What to do
Copy each entry below exactly.

(Dataset listings of figures)
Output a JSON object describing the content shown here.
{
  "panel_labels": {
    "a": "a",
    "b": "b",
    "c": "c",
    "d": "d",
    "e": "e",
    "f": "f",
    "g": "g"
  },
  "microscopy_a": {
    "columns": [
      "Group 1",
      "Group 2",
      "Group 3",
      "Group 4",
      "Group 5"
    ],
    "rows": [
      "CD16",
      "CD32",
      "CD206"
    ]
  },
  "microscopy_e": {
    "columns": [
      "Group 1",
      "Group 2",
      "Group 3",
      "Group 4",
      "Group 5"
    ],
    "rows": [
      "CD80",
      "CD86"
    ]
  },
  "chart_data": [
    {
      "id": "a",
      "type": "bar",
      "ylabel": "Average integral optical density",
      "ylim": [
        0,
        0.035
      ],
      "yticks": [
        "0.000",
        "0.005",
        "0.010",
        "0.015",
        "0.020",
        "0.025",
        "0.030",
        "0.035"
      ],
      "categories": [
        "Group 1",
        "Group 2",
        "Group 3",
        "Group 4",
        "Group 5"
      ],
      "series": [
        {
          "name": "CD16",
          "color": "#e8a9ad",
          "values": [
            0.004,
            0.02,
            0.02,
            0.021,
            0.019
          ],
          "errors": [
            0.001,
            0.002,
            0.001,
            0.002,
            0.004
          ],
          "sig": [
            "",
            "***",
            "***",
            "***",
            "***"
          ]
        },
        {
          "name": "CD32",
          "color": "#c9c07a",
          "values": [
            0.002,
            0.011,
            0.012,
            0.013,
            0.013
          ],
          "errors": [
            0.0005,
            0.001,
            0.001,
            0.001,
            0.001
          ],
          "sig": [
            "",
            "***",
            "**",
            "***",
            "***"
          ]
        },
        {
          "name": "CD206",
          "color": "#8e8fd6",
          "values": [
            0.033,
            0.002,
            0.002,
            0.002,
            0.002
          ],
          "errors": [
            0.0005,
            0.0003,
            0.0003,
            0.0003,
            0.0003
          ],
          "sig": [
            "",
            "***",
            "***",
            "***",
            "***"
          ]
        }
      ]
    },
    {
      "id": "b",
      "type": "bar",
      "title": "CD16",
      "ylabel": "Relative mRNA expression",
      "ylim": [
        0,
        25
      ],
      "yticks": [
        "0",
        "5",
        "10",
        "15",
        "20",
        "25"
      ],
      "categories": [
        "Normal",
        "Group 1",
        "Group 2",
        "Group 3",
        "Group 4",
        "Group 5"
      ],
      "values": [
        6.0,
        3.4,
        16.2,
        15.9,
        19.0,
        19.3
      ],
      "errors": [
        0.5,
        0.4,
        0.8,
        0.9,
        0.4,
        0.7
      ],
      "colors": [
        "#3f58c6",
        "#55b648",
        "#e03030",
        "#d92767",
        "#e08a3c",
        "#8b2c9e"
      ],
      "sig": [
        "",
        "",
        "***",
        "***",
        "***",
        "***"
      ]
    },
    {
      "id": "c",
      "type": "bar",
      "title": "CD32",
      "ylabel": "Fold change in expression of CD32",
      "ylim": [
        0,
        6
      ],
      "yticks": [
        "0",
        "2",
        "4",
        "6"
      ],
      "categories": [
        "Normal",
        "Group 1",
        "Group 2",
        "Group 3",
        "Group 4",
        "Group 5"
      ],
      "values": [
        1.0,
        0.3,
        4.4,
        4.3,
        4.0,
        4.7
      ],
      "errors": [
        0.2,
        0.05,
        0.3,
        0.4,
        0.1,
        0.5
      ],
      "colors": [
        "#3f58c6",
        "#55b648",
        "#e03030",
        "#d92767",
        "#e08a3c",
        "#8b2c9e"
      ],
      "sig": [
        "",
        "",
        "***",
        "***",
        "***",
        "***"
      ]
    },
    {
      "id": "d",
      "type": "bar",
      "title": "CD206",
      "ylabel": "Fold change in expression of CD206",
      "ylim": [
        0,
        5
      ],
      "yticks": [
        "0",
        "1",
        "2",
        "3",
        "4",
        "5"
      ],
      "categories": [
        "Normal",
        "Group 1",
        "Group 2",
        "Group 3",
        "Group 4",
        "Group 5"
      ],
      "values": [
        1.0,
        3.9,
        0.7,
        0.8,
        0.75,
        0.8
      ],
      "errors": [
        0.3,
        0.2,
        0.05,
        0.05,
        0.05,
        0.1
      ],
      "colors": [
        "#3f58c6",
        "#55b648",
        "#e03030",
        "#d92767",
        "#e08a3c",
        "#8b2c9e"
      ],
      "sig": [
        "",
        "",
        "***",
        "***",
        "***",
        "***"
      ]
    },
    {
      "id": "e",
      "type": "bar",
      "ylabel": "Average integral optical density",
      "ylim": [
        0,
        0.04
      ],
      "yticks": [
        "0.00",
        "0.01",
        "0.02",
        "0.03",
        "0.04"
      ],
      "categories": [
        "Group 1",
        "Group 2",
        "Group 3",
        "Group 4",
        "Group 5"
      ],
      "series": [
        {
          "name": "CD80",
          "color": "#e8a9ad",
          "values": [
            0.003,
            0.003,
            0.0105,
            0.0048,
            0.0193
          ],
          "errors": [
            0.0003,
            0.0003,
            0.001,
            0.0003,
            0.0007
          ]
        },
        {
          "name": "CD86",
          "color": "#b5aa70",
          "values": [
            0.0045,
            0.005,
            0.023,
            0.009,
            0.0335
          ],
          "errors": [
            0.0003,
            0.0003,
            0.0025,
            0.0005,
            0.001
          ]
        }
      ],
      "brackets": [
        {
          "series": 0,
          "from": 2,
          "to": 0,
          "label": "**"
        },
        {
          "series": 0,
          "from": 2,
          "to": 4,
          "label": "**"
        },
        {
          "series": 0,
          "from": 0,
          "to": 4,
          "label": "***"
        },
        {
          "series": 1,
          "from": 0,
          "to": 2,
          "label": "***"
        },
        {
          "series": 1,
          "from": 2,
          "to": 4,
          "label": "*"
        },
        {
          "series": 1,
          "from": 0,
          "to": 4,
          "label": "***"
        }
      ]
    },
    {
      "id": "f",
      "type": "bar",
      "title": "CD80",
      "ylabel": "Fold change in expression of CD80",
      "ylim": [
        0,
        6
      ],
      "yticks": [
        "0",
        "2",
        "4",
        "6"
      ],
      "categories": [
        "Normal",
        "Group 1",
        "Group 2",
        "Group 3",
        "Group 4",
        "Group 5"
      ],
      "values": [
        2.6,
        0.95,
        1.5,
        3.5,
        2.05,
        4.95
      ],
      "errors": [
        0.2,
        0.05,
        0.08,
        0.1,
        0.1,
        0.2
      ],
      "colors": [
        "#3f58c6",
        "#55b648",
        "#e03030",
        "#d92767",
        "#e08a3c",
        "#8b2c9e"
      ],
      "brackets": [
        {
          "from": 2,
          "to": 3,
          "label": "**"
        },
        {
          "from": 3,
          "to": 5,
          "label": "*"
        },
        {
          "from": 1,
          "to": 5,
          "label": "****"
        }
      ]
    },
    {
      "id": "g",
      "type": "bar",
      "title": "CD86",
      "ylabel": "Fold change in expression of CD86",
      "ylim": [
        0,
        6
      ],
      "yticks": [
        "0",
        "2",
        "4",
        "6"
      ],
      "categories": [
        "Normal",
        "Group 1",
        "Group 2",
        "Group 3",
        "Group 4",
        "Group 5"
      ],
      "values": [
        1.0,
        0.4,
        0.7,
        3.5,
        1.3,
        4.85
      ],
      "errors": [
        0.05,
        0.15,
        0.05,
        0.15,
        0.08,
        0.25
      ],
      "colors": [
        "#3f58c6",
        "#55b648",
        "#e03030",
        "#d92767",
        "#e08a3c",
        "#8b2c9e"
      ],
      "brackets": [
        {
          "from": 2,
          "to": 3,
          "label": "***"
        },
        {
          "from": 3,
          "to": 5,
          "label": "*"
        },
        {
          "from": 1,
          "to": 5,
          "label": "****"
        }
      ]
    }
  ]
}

Task response
Output a JSON object describing the content shown here.
{
  "panel_labels": {
    "a": "a",
    "b": "b",
    "c": "c",
    "d": "d",
    "e": "e",
    "f": "f",
    "g": "g"
  },
  "microscopy_a": {
    "columns": [
      "Group 1",
      "Group 2",
      "Group 3",
      "Group 4",
      "Group 5"
    ],
    "rows": [
      "CD16",
      "CD32",
      "CD206"
    ]
  },
  "microscopy_e": {
    "columns": [
      "Group 1",
      "Group 2",
      "Group 3",
      "Group 4",
      "Group 5"
    ],
    "rows": [
      "CD80",
      "CD86"
    ]
  },
  "chart_data": [
    {
      "id": "a",
      "type": "bar",
      "ylabel": "Average integral optical density",
      "ylim": [
        0,
        0.035
      ],
      "yticks": [
        "0.000",
        "0.005",
        "0.010",
        "0.015",
        "0.020",
        "0.025",
        "0.030",
        "0.035"
      ],
      "categories": [
        "Group 1",
        "Group 2",
        "Group 3",
        "Group 4",
        "Group 5"
      ],
      "series": [
        {
          "name": "CD16",
          "color": "#e8a9ad",
          "values": [
            0.004,
            0.02,
            0.02,
            0.021,
            0.019
          ],
          "errors": [
            0.001,
            0.002,
            0.001,
            0.002,
            0.004
          ],
          "sig": [
            "",
            "***",
            "***",
            "***",
            "***"
          ]
        },
        {
          "name": "CD32",
          "color": "#c9c07a",
          "values": [
            0.002,
            0.011,
            0.012,
            0.013,
            0.013
          ],
          "errors": [
            0.0005,
            0.001,
            0.001,
            0.001,
            0.001
          ],
          "sig": [
            "",
            "***",
            "**",
            "***",
            "***"
          ]
        },
        {
          "name": "CD206",
          "color": "#8e8fd6",
          "values": [
            0.033,
            0.002,
            0.002,
            0.002,
            0.002
          ],
          "errors": [
            0.0005,
            0.0003,
            0.0003,
            0.0003,
            0.0003
          ],
          "sig": [
            "",
            "***",
            "***",
            "***",
            "***"
          ]
        }
      ]
    },
    {
      "id": "b",
      "type": "bar",
      "title": "CD16",
      "ylabel": "Relative mRNA expression",
      "ylim": [
        0,
        25
      ],
      "yticks": [
        "0",
        "5",
        "10",
        "15",
        "20",
        "25"
      ],
      "categories": [
        "Normal",
        "Group 1",
        "Group 2",
        "Group 3",
        "Group 4",
        "Group 5"
      ],
      "values": [
        6.0,
        3.4,
        16.2,
        15.9,
        19.0,
        19.3
      ],
      "errors": [
        0.5,
        0.4,
        0.8,
        0.9,
        0.4,
        0.7
      ],
      "colors": [
        "#3f58c6",
        "#55b648",
        "#e03030",
        "#d92767",
        "#e08a3c",
        "#8b2c9e"
      ],
      "sig": [
        "",
        "",
        "***",
        "***",
        "***",
        "***"
      ]
    },
    {
      "id": "c",
      "type": "bar",
      "title": "CD32",
      "ylabel": "Fold change in expression of CD32",
      "ylim": [
        0,
        6
      ],
      "yticks": [
        "0",
        "2",
        "4",
        "6"
      ],
      "categories": [
        "Normal",
        "Group 1",
        "Group 2",
        "Group 3",
        "Group 4",
        "Group 5"
      ],
      "values": [
        1.0,
        0.3,
        4.4,
        4.3,
        4.0,
        4.7
      ],
      "errors": [
        0.2,
        0.05,
        0.3,
        0.4,
        0.1,
        0.5
      ],
      "colors": [
        "#3f58c6",
        "#55b648",
        "#e03030",
        "#d92767",
        "#e08a3c",
        "#8b2c9e"
      ],
      "sig": [
        "",
        "",
        "***",
        "***",
        "***",
        "***"
      ]
    },
    {
      "id": "d",
      "type": "bar",
      "title": "CD206",
      "ylabel": "Fold change in expression of CD206",
      "ylim": [
        0,
        5
      ],
      "yticks": [
        "0",
        "1",
        "2",
        "3",
        "4",
        "5"
      ],
      "categories": [
        "Normal",
        "Group 1",
        "Group 2",
        "Group 3",
        "Group 4",
        "Group 5"
      ],
      "values": [
        1.0,
        3.9,
        0.7,
        0.8,
        0.75,
        0.8
      ],
      "errors": [
        0.3,
        0.2,
        0.05,
        0.05,
        0.05,
        0.1
      ],
      "colors": [
        "#3f58c6",
        "#55b648",
        "#e03030",
        "#d92767",
        "#e08a3c",
        "#8b2c9e"
      ],
      "sig": [
        "",
        "",
        "***",
        "***",
        "***",
        "***"
      ]
    },
    {
      "id": "e",
      "type": "bar",
      "ylabel": "Average integral optical density",
      "ylim": [
        0,
        0.04
      ],
      "yticks": [
        "0.00",
        "0.01",
        "0.02",
        "0.03",
        "0.04"
      ],
      "categories": [
        "Group 1",
        "Group 2",
        "Group 3",
        "Group 4",
        "Group 5"
      ],
      "series": [
        {
          "name": "CD80",
          "color": "#e8a9ad",
          "values": [
            0.003,
            0.003,
            0.0105,
            0.0048,
            0.0193
          ],
          "errors": [
            0.0003,
            0.0003,
            0.001,
            0.0003,
            0.0007
          ]
        },
        {
          "name": "CD86",
          "color": "#b5aa70",
          "values": [
            0.0045,
            0.005,
            0.023,
            0.009,
            0.0335
          ],
          "errors": [
            0.0003,
            0.0003,
            0.0025,
            0.0005,
            0.001
          ]
        }
      ],
      "brackets": [
        {
          "series": 0,
          "from": 2,
          "to": 0,
          "label": "**"
        },
        {
          "series": 0,
          "from": 2,
          "to": 4,
          "label": "**"
        },
        {
          "series": 0,
          "from": 0,
          "to": 4,
          "label": "***"
        },
        {
          "series": 1,
          "from": 0,
          "to": 2,
          "label": "***"
        },
        {
          "series": 1,
          "from": 2,
          "to": 4,
          "label": "*"
        },
        {
          "series": 1,
          "from": 0,
          "to": 4,
          "label": "***"
        }
      ]
    },
    {
      "id": "f",
      "type": "bar",
      "title": "CD80",
      "ylabel": "Fold change in expression of CD80",
      "ylim": [
        0,
        6
      ],
      "yticks": [
        "0",
        "2",
        "4",
        "6"
      ],
      "categories": [
        "Normal",
        "Group 1",
        "Group 2",
        "Group 3",
        "Group 4",
        "Group 5"
      ],
      "values": [
        2.6,
        0.95,
        1.5,
        3.5,
        2.05,
        4.95
      ],
      "errors": [
        0.2,
        0.05,
        0.08,
        0.1,
        0.1,
        0.2
      ],
      "colors": [
        "#3f58c6",
        "#55b648",
        "#e03030",
        "#d92767",
        "#e08a3c",
        "#8b2c9e"
      ],
      "brackets": [
        {
          "from": 2,
          "to": 3,
          "label": "**"
        },
        {
          "from": 3,
          "to": 5,
          "label": "*"
        },
        {
          "from": 1,
          "to": 5,
          "label": "****"
        }
      ]
    },
    {
      "id": "g",
      "type": "bar",
      "title": "CD86",
      "ylabel": "Fold change in expression of CD86",
      "ylim": [
        0,
        6
      ],
      "yticks": [
        "0",
        "2",
        "4",
        "6"
      ],
      "categories": [
        "Normal",
        "Group 1",
        "Group 2",
        "Group 3",
        "Group 4",
        "Group 5"
      ],
      "values": [
        1.0,
        0.4,
        0.7,
        3.5,
        1.3,
        4.85
      ],
      "errors": [
        0.05,
        0.15,
        0.05,
        0.15,
        0.08,
        0.25
      ],
      "colors": [
        "#3f58c6",
        "#55b648",
        "#e03030",
        "#d92767",
        "#e08a3c",
        "#8b2c9e"
      ],
      "brackets": [
        {
          "from": 2,
          "to": 3,
          "label": "***"
        },
        {
          "from": 3,
          "to": 5,
          "label": "*"
        },
        {
          "from": 1,
          "to": 5,
          "label": "****"
        }
      ]
    }
  ]
}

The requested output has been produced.